Data entries |
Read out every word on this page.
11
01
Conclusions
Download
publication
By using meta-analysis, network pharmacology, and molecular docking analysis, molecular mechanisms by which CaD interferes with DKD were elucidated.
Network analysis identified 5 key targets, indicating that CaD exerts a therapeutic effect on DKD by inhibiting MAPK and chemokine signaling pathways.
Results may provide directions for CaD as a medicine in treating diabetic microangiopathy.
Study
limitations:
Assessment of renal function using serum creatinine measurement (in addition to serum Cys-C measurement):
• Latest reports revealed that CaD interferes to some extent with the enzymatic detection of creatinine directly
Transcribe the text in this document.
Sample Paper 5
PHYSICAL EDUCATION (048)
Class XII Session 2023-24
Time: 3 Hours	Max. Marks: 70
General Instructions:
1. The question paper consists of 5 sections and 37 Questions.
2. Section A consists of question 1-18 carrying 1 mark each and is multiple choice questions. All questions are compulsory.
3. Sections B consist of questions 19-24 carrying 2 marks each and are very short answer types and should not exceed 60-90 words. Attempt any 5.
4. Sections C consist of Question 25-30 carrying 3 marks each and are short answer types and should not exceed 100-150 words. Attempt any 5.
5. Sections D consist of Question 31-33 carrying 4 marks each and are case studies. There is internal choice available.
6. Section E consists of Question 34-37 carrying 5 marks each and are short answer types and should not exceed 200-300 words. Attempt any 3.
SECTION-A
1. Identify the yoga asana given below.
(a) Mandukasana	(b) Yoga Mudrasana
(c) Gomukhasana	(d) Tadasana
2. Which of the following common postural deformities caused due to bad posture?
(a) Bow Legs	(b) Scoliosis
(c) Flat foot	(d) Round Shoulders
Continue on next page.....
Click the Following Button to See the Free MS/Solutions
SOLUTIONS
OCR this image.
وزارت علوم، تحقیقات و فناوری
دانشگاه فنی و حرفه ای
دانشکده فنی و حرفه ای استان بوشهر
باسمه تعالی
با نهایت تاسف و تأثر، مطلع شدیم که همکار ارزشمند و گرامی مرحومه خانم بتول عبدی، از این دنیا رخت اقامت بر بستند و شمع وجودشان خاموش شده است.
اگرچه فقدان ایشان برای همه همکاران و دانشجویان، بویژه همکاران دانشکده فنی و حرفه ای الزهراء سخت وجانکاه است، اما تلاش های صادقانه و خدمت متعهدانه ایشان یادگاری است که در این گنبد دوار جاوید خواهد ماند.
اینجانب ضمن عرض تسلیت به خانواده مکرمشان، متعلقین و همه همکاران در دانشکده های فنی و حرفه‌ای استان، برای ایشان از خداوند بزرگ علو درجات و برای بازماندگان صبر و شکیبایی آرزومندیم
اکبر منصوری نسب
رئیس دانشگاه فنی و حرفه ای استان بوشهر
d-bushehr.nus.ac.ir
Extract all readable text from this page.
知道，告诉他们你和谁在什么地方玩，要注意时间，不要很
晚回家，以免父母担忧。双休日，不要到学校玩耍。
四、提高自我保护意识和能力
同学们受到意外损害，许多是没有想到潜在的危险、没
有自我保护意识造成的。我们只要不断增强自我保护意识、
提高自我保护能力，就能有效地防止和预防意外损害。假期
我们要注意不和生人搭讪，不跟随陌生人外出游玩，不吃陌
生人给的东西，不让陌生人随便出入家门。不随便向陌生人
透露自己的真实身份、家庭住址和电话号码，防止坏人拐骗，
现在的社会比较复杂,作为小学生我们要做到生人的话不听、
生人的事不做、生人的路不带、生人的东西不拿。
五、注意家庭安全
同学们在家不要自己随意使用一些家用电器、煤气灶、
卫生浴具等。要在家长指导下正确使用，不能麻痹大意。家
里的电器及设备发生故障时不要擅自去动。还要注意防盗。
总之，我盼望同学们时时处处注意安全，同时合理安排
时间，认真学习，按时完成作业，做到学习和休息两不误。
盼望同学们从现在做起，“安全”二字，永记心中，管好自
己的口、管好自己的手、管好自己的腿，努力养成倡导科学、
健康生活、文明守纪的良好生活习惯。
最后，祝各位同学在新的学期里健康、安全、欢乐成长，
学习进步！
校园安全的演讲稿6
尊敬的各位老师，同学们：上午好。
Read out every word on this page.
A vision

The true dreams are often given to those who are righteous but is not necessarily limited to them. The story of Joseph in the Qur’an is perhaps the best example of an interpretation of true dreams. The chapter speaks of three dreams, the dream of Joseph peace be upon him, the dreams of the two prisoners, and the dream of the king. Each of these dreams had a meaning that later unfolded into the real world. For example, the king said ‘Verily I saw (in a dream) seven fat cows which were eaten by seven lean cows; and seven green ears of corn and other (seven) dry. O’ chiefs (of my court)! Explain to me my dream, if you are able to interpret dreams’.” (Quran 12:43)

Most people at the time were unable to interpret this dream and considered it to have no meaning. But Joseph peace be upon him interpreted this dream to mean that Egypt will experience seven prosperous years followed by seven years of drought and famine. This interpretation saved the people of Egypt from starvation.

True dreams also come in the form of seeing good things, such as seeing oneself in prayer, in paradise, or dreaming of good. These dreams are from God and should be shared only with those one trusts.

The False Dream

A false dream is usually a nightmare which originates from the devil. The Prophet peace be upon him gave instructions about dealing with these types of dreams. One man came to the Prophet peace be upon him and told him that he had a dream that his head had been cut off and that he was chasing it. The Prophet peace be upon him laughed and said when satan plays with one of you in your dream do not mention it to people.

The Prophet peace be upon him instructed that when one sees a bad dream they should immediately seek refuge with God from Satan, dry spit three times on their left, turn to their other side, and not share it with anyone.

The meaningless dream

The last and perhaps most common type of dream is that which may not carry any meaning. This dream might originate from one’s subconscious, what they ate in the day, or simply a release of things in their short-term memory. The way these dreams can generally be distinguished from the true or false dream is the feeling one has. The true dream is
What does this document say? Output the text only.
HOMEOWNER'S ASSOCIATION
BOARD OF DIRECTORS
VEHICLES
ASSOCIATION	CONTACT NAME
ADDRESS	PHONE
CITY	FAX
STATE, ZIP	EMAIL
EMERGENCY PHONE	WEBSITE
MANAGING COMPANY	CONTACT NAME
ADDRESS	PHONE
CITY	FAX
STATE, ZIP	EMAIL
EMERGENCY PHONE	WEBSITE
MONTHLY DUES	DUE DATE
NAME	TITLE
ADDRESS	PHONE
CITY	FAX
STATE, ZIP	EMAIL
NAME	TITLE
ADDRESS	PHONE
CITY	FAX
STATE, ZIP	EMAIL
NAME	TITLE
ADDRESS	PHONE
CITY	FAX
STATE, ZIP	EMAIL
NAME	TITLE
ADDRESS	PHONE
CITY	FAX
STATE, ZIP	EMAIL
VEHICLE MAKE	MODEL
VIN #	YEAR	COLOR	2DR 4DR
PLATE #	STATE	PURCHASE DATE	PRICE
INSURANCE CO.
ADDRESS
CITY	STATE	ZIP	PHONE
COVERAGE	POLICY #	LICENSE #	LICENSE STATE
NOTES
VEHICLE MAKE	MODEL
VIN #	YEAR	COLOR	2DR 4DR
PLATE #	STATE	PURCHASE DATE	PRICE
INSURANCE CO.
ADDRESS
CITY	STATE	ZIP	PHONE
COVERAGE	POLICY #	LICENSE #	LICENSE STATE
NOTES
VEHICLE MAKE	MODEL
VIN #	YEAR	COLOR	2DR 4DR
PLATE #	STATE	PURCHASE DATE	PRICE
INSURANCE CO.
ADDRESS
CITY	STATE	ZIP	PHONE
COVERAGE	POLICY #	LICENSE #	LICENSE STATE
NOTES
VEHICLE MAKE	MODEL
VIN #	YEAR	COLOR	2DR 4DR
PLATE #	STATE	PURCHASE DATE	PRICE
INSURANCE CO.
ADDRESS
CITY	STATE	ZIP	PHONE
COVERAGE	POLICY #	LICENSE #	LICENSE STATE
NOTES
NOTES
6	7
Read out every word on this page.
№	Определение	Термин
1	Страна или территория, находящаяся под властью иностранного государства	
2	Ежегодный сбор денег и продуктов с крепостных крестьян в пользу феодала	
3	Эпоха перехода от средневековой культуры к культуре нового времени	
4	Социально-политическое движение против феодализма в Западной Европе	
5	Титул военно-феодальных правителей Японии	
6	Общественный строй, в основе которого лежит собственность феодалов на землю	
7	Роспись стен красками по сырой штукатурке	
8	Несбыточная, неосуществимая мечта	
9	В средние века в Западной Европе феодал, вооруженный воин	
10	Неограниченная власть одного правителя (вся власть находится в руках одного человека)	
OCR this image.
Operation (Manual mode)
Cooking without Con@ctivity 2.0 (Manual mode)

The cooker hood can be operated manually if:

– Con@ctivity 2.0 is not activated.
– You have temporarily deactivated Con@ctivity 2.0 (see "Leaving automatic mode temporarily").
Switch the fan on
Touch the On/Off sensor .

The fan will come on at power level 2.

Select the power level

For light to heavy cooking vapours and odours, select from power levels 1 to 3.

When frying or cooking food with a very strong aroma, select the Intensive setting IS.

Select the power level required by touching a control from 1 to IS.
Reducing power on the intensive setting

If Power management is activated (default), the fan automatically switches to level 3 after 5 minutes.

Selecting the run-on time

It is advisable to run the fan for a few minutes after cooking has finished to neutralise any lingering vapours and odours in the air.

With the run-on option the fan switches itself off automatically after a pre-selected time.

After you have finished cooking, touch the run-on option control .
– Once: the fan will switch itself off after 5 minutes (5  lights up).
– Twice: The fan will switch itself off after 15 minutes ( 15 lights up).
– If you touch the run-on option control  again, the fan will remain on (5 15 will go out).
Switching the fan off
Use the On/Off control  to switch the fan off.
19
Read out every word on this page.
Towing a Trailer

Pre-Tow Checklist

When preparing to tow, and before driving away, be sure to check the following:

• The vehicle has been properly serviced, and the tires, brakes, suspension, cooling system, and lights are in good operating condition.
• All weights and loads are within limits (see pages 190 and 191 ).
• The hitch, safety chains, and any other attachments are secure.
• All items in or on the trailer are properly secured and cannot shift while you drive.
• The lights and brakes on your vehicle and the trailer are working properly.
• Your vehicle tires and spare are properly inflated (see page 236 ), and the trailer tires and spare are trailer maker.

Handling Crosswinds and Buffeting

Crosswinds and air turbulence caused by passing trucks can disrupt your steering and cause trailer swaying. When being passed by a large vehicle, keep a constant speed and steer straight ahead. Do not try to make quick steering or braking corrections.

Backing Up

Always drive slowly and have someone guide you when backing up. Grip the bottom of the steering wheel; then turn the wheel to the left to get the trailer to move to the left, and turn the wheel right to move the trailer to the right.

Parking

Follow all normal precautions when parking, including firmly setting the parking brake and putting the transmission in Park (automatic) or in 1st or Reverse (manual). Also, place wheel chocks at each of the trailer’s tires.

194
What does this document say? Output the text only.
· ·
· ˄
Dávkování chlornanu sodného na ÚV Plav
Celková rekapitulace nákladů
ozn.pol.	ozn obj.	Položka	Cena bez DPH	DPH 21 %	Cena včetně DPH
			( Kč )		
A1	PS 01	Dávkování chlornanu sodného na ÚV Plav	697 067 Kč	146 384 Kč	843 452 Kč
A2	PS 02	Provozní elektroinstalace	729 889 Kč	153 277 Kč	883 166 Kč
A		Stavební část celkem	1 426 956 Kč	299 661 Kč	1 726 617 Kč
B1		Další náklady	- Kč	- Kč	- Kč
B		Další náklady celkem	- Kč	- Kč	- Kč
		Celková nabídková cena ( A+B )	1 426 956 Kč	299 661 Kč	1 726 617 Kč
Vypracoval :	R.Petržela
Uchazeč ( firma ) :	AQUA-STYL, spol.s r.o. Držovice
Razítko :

Work instructions |
Which lines contain "come"? Show each of them.

Output of the exercise |
True dreams also come in the form of seeing good things, such as seeing oneself in prayer, in paradise, or dreaming of good. These dreams are from God and should be shared only with those one trusts.
The fan will come on at power level 2.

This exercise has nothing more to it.